TO BE DONE: Set down every record once more, exactly as given.

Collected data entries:
>> BEGIN

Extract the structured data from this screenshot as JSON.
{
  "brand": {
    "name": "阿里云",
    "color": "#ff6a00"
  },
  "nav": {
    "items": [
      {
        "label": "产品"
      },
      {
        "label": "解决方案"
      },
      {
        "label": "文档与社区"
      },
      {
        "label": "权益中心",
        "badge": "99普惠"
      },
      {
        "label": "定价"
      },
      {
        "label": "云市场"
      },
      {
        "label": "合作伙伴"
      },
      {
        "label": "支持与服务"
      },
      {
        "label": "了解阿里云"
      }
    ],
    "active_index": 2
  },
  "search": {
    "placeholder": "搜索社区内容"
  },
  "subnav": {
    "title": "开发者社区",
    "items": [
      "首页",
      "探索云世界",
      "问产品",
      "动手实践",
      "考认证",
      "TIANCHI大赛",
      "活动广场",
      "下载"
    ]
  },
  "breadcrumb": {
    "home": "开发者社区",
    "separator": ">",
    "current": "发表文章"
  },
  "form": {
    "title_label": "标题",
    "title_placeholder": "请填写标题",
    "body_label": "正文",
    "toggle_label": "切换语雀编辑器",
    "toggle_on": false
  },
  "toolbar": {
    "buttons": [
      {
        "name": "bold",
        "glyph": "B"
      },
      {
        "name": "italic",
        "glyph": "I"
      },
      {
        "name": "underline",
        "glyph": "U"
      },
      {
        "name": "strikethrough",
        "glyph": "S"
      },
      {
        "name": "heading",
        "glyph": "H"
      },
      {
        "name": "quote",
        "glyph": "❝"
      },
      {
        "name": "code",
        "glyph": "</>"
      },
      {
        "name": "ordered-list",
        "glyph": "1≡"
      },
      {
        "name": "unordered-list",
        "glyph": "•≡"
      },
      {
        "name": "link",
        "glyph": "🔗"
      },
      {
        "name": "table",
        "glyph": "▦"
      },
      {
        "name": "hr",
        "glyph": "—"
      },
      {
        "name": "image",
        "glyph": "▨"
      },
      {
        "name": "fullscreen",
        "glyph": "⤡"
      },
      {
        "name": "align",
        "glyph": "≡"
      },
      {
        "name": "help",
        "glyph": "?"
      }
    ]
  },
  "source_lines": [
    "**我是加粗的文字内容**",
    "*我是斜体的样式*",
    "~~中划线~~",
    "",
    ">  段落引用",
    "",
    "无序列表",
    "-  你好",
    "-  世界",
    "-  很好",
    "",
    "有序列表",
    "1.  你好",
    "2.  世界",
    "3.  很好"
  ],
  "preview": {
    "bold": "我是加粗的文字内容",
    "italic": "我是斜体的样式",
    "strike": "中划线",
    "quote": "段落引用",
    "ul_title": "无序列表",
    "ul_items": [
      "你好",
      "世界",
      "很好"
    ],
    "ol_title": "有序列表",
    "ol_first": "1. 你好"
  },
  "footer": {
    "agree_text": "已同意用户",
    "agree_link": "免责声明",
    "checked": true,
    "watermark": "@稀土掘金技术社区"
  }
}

>> END

WRITTEN SOLUTION:
Extract the structured data from this screenshot as JSON.
{
  "brand": {
    "name": "阿里云",
    "color": "#ff6a00"
  },
  "nav": {
    "items": [
      {
        "label": "产品"
      },
      {
        "label": "解决方案"
      },
      {
        "label": "文档与社区"
      },
      {
        "label": "权益中心",
        "badge": "99普惠"
      },
      {
        "label": "定价"
      },
      {
        "label": "云市场"
      },
      {
        "label": "合作伙伴"
      },
      {
        "label": "支持与服务"
      },
      {
        "label": "了解阿里云"
      }
    ],
    "active_index": 2
  },
  "search": {
    "placeholder": "搜索社区内容"
  },
  "subnav": {
    "title": "开发者社区",
    "items": [
      "首页",
      "探索云世界",
      "问产品",
      "动手实践",
      "考认证",
      "TIANCHI大赛",
      "活动广场",
      "下载"
    ]
  },
  "breadcrumb": {
    "home": "开发者社区",
    "separator": ">",
    "current": "发表文章"
  },
  "form": {
    "title_label": "标题",
    "title_placeholder": "请填写标题",
    "body_label": "正文",
    "toggle_label": "切换语雀编辑器",
    "toggle_on": false
  },
  "toolbar": {
    "buttons": [
      {
        "name": "bold",
        "glyph": "B"
      },
      {
        "name": "italic",
        "glyph": "I"
      },
      {
        "name": "underline",
        "glyph": "U"
      },
      {
        "name": "strikethrough",
        "glyph": "S"
      },
      {
        "name": "heading",
        "glyph": "H"
      },
      {
        "name": "quote",
        "glyph": "❝"
      },
      {
        "name": "code",
        "glyph": "</>"
      },
      {
        "name": "ordered-list",
        "glyph": "1≡"
      },
      {
        "name": "unordered-list",
        "glyph": "•≡"
      },
      {
        "name": "link",
        "glyph": "🔗"
      },
      {
        "name": "table",
        "glyph": "▦"
      },
      {
        "name": "hr",
        "glyph": "—"
      },
      {
        "name": "image",
        "glyph": "▨"
      },
      {
        "name": "fullscreen",
        "glyph": "⤡"
      },
      {
        "name": "align",
        "glyph": "≡"
      },
      {
        "name": "help",
        "glyph": "?"
      }
    ]
  },
  "source_lines": [
    "**我是加粗的文字内容**",
    "*我是斜体的样式*",
    "~~中划线~~",
    "",
    ">  段落引用",
    "",
    "无序列表",
    "-  你好",
    "-  世界",
    "-  很好",
    "",
    "有序列表",
    "1.  你好",
    "2.  世界",
    "3.  很好"
  ],
  "preview": {
    "bold": "我是加粗的文字内容",
    "italic": "我是斜体的样式",
    "strike": "中划线",
    "quote": "段落引用",
    "ul_title": "无序列表",
    "ul_items": [
      "你好",
      "世界",
      "很好"
    ],
    "ol_title": "有序列表",
    "ol_first": "1. 你好"
  },
  "footer": {
    "agree_text": "已同意用户",
    "agree_link": "免责声明",
    "checked": true,
    "watermark": "@稀土掘金技术社区"
  }
}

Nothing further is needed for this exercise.